§ **PASSAGE PROVIDED**

Linearization

My first attempt of linearization has failed, and did not get any response so far

Using PC Windows 7 64 bit

Trying to follow the instructions and run linearization.

  1. Can’t find 21steps-Eye1.tif for x-rite EyeOne ( Jon Cone in his Linearization instruction advised to contact “you” if we need this file. So. Contacting. The one Step-21-gray.tif file that is found in
    my Eye-One folder of your QuadTone RIP is not working so well.

2.Can’t find 21steps.txt ( is it the same format for Widnows??)
3.In EyeOne Profiler measure reference chart is empty, can’t select anything. with Dana we just assumed, that the 21steps or 51steps are coming with EyeOne.

My actions till now: used proofofpiezography-21 file (from which i cropped out 21 step section) ,printed, scanned it with Eye One -I tried to create 1 row and 21 column file ,Eye One I-1 gave me some kind of .qidf format.
That format scan is not opening as described in Linearization instruction by Jon Cone.

I have searched all forum… Please help.
Regards
Nune

The Piezography linearization workflow ​has not been published yet. So I’m not sure what you are actually trying to do and what instructions you are following. If you are trying to follow the QTR instructions than you haven’t read past the first sentence of almost any Piezography instructions that says ignore the QTR default manual!

The 21step linearization_checker Excel file found at piezography.com and this forum is only for checking and not linearizing.

Now, one can print the 21step file in quadtonerip, read in the L* values with their spectrophotometer of choice (this means they need to know how to use their spectro) and use the QTR-Linearize-Quad tool provided in the QTR “Curve Creator” installation to linearize a quad. This does a not-very-good job.

The documentation for that workflow does not exist in a published form and we are going to publish our workflow and a set of tools as a Piezography Professional add-on tool-pack to our soon to release Piezography Community Edition curve archive and manual.

//

QIDF is the PC version of the QuadtoneRIP “descriptor file” and is something un-related to .quads or linearization of .quads. Normally, until the QTR-Linearize-Quad droplet was created very recently, one can’t just linearize a piezography .quad. We’ve done that here at IJM as a service for a decade with a very complicated and high-quality tool relying on algorithms that we license. With Roy’s QTR linearize quad droplet we are providing a solution for DIY linearization (soon!).

It’s very important to do acursory look or google search at the various discussions and documentation regarding linearizing .quads before assuming that there is a published workflow, etc…

This is upcoming and the tools to create Piezography-level linearizations with the QTR-Linearize-Quad tool will be sold for a nominal fee.

best,
Walker

[QUOTE=walkerblackwell;11630] This does a not-very-good job.

[/QUOTE]

Is this the official IJM position today? Dana said that it did a pretty good job in the past (http://www.inkjetmall.com/tech/showthread.php?2090-Carbon-Printer-no-longer-Matches-Selenium-Printer&p=9930&viewfull=1#post9930) , and so did you if I recall correctly. My experience is that it does a good job of linearisation. Perhaps we need a definition of what ‘not-very-good’ means, and how something can go from great to not-very-good.

I can’t speak for Nune but I would be seriously miffed with your response.

[Records from a data collection]
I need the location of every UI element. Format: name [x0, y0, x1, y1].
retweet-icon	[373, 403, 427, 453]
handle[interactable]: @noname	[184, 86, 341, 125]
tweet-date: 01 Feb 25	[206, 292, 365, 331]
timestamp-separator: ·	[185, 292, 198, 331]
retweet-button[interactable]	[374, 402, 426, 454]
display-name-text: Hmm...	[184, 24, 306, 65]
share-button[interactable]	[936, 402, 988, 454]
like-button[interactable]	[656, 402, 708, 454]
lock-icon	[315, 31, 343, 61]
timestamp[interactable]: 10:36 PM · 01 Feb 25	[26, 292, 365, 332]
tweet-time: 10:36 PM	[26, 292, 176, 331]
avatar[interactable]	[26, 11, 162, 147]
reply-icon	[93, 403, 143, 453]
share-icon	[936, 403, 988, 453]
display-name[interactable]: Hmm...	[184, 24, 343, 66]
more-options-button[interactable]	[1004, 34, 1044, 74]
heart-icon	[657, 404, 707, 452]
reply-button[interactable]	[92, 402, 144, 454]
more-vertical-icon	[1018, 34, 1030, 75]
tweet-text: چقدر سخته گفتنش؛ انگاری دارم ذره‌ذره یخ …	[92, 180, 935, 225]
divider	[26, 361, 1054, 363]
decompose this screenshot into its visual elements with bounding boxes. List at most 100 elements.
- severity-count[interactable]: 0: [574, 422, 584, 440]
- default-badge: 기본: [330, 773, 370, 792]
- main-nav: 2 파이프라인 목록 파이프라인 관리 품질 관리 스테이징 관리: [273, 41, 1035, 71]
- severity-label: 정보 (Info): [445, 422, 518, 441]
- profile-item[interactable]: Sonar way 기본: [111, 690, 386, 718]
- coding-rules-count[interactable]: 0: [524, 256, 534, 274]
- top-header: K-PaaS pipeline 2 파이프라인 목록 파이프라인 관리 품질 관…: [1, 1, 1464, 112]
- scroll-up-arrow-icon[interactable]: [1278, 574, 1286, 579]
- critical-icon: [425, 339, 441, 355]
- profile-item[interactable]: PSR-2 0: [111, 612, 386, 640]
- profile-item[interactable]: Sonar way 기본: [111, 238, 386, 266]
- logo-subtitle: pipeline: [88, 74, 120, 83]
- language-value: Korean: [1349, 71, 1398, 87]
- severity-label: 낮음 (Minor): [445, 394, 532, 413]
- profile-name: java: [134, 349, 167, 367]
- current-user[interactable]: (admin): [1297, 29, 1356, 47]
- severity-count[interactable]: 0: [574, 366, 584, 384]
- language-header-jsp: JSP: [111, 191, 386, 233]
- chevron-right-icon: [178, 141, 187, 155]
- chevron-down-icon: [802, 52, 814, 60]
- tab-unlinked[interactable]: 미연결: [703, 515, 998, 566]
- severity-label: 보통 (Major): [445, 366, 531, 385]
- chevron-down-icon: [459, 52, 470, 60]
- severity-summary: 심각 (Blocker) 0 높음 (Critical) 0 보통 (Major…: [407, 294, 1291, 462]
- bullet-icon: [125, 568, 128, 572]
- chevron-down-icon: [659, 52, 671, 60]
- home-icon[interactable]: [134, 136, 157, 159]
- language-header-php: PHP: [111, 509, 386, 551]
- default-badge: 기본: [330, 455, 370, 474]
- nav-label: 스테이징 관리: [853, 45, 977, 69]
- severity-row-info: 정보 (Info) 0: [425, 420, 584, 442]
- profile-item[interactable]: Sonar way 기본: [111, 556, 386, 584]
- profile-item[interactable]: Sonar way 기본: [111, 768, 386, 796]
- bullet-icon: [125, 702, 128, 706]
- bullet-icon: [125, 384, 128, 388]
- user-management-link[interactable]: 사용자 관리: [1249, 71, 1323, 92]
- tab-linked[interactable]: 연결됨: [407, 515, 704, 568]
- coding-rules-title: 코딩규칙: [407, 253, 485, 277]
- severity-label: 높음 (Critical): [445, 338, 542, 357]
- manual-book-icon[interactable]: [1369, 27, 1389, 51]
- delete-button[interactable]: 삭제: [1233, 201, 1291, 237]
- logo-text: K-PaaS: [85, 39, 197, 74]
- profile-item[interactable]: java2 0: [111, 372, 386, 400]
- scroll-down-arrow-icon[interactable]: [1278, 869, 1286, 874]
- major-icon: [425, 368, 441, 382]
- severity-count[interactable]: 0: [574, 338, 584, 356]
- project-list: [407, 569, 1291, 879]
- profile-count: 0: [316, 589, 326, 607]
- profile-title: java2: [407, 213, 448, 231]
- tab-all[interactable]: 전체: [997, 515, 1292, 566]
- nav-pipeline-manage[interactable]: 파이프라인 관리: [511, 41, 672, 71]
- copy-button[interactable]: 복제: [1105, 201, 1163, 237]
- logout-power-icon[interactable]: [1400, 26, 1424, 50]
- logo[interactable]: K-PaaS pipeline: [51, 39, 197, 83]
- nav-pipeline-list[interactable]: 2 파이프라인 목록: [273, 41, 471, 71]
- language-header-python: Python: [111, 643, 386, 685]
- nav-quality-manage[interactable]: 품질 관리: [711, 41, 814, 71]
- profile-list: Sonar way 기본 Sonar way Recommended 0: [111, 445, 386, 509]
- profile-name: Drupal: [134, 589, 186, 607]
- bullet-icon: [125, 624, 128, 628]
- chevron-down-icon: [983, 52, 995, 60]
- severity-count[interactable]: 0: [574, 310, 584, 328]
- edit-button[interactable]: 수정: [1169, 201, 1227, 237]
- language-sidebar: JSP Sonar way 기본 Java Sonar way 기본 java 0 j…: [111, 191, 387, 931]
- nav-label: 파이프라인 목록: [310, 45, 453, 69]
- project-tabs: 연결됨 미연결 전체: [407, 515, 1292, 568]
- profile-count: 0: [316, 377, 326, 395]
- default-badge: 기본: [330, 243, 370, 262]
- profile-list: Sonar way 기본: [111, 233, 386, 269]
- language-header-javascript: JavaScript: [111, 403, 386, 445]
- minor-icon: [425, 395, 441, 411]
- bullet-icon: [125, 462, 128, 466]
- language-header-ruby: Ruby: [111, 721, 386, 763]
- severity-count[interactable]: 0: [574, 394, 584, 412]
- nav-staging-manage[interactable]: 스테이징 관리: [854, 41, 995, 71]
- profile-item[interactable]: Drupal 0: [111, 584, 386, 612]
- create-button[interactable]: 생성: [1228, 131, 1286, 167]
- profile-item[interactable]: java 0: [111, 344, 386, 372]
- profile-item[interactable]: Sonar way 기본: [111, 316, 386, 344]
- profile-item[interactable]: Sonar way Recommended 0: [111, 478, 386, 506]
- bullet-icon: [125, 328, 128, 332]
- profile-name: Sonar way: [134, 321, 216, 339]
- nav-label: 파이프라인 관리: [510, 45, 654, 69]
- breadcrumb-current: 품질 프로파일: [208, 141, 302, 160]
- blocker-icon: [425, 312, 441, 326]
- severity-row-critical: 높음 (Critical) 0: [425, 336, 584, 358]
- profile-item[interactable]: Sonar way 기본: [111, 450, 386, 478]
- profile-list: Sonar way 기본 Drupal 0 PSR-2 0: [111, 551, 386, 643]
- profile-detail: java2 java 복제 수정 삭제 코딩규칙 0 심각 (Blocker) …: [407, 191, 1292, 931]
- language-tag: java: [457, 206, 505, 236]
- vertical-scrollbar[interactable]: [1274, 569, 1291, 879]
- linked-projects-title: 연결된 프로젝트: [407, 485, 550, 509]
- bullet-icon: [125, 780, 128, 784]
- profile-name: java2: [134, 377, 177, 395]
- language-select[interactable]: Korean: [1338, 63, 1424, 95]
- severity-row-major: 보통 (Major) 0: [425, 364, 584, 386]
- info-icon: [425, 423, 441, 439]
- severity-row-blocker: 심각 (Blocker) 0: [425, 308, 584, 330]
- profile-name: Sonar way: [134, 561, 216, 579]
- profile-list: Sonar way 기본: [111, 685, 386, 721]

§ **WORK REQUEST A**
In the forum thread on linearization, rewrite the section from "2.Can’t find 21steps.txt" to "of .qidf format.", substituting "target chart" for "reference chart".
§ **WORK REQUEST B**
According to the linearization forum thread, what is QIDF?
§ **WORK REQUEST C**
Carry on the linearization forum thread from its last sentence.

§ **OUTPUT A**
2.Can’t find 21steps.txt ( is it the same format for Widnows??)
3.In EyeOne Profiler measure target chart is empty, can’t select anything. with Dana we just assumed, that the 21steps or 51steps are coming with EyeOne.

My actions till now: used proofofpiezography-21 file (from which i cropped out 21 step section) ,printed, scanned it with Eye One -I tried to create 1 row and 21 column file ,Eye One I-1 gave me some kind of .qidf format.

§ **OUTPUT B**
QIDF is the PC version of the QuadtoneRIP "descriptor file."

§ **OUTPUT C**
First, I apologize. I really was not part of the conversion that Nune had with Dana nor was I hired when the previous conversation took place online.

//

I guess. I can explain my recent experience a bit more with the 21step vs 51 vs 129. (This is in-fact why it’s created a delay in releasing the workflow and why it’s under active final development.)

21 steps will linearizer the quad to a reasonable degree. However it will not hit any jags that are closer than 12 Luminance points (most jags) and in some cases it will actually make them worse. I’ve been noticing this limitation lately. For day to day printing one would probably be just fine with 21steps however there is a possibility that doing 21step over and over will actually degrade the .quad over time. (Possibility, not that it would definitely happen.)

There is another reason not to do 21steps directly with the QTR tool and that reason is due to how the QTR linearization tool interpolates gaps. It does not do a the correct spline (like photoshop curves) but instead multiplies the movement of the curve between datapoints that are non-linear. 51 and 129 steps correct for this. our 21step scanner tool that we will be publishing (and an eventual 31 step tool) will do a pre-interpolation with a better spline formula to take a small number of data points and make 129 data points that can then be fed into roy’s linearizer to produce more accurate results.

//

What I recommend is 51 steps as the initial linearization and then 129 steps as the final linearization. (again, all to be discussed in the deluxe manual and pro tools)

So yes, it is the official position of InkjetMall that 21 steps of raw L data is not enough. What one person says in-person (and in passing) at a workshop is not the law of the land going forward. 21 steps is enough if you have a smooth linearized .quad that just needs tweaking (in our case we are starting on .quads at cone editions that were calibrated for our printers at 256 steps) but not if you are starting with a printer that may be out of spec or with a very old .quad. We want to ensure that when people are calibrating with a workflow that we publish that it’s not half-baked and that it can encompass real-world situations. So if I come out right now and tell everyone to calibrate at 21 steps I’m going to get a ton of responses from people in the future that says it doesn’t work (due to the limitations listed above). Rough publish date for the new tools is after next week’s piezodn workshop.

I did not mean to offend.
-Walker

Thanks Walker.

In our experience, this is by far the norm, and exceptions are rare, at least starting with IJM supplied curves. I for one would not expect to use the droplet repeatedly on the same curve and get good results, I only use one iteration and very, very rarely two.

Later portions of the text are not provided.